[What you should do]
Find how many lines in the data below mention "Aggregate". Give the number only.

[Data listing]
-------

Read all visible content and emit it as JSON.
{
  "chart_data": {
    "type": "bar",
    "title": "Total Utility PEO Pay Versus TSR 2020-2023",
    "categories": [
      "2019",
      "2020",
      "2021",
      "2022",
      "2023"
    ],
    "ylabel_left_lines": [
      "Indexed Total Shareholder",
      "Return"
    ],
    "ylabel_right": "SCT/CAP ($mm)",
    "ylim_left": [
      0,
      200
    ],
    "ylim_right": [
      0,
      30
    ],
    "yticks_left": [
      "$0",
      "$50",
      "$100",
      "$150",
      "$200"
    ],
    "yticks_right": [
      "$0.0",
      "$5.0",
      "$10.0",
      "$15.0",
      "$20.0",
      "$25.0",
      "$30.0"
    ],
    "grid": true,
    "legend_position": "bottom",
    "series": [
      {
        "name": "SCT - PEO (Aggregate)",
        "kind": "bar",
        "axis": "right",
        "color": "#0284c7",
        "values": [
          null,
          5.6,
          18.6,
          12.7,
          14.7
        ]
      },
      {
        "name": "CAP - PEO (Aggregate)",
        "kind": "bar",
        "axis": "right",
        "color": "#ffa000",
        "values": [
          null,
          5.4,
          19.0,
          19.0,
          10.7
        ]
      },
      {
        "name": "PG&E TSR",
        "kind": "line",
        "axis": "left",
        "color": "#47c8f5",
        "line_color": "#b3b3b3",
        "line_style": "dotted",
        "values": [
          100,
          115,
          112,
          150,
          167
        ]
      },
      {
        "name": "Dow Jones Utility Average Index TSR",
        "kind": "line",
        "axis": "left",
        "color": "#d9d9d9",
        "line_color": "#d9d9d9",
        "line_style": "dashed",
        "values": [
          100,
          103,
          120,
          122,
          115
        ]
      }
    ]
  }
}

-------

[Answer in full]
2